[Stored entries]
------------------------------------------------------------------------

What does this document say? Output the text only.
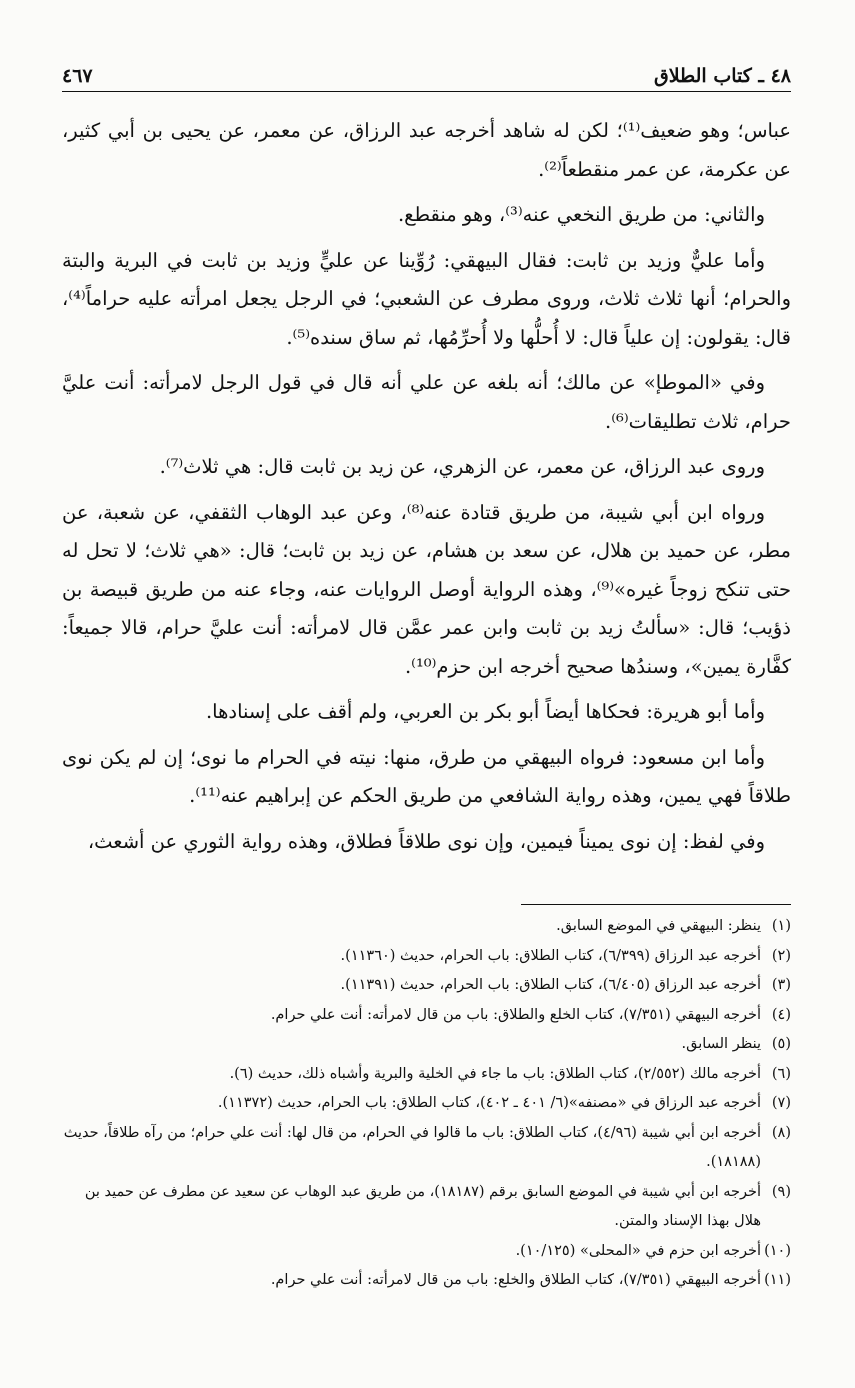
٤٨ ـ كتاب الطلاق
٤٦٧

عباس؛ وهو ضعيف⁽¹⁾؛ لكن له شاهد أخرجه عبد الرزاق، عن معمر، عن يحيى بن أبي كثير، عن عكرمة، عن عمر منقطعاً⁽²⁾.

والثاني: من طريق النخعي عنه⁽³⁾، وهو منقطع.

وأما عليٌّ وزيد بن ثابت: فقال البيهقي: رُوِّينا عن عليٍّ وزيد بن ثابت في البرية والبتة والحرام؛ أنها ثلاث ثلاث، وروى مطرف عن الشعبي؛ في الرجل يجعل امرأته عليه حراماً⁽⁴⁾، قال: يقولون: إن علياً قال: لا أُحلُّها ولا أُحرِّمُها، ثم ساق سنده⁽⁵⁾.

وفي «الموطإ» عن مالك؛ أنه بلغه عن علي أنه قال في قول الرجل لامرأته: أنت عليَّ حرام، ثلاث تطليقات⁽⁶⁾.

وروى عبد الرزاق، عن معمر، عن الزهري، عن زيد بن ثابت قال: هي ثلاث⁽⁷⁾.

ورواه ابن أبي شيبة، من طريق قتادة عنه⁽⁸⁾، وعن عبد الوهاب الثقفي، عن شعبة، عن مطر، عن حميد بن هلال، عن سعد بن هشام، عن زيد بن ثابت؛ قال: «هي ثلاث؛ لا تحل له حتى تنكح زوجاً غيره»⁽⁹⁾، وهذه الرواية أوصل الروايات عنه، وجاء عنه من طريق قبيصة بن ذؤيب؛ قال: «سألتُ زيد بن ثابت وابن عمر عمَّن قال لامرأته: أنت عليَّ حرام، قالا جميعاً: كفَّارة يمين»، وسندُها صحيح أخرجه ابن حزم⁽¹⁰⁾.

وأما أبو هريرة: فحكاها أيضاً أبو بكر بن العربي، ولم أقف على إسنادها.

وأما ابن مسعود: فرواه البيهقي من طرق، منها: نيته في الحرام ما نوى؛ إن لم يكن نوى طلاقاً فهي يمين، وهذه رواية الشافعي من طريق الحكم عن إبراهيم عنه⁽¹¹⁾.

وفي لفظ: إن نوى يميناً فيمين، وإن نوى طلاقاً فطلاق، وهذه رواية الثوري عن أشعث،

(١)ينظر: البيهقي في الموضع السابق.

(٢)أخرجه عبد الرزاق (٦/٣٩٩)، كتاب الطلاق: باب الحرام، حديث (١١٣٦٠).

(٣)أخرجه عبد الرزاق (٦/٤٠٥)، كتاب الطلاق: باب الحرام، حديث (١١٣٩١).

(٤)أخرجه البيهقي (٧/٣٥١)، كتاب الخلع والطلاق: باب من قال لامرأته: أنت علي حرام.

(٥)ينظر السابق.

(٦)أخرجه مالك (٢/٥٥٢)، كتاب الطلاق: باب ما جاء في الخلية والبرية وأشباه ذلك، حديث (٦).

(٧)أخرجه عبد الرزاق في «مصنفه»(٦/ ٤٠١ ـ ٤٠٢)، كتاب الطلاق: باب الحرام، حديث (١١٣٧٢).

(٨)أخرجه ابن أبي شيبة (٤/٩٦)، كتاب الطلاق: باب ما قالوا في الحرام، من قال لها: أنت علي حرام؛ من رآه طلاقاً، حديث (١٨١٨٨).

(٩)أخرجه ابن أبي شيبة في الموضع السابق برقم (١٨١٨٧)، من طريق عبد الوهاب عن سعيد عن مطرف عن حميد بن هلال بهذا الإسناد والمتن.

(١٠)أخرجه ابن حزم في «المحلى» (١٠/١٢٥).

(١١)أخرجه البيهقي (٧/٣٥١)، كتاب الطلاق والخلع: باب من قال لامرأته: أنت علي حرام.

------------------------------------------------------------------------

Prompt: Gather each line of the records holding the string "وروى".

Solved exercise:
وأما عليٌّ وزيد بن ثابت: فقال البيهقي: رُوِّينا عن عليٍّ وزيد بن ثابت في البرية والبتة والحرام؛ أنها ثلاث ثلاث، وروى مطرف عن الشعبي؛ في الرجل يجعل امرأته عليه حراماً⁽⁴⁾، قال: يقولون: إن علياً قال: لا أُحلُّها ولا أُحرِّمُها، ثم ساق سنده⁽⁵⁾.
وروى عبد الرزاق، عن معمر، عن الزهري، عن زيد بن ثابت قال: هي ثلاث⁽⁷⁾.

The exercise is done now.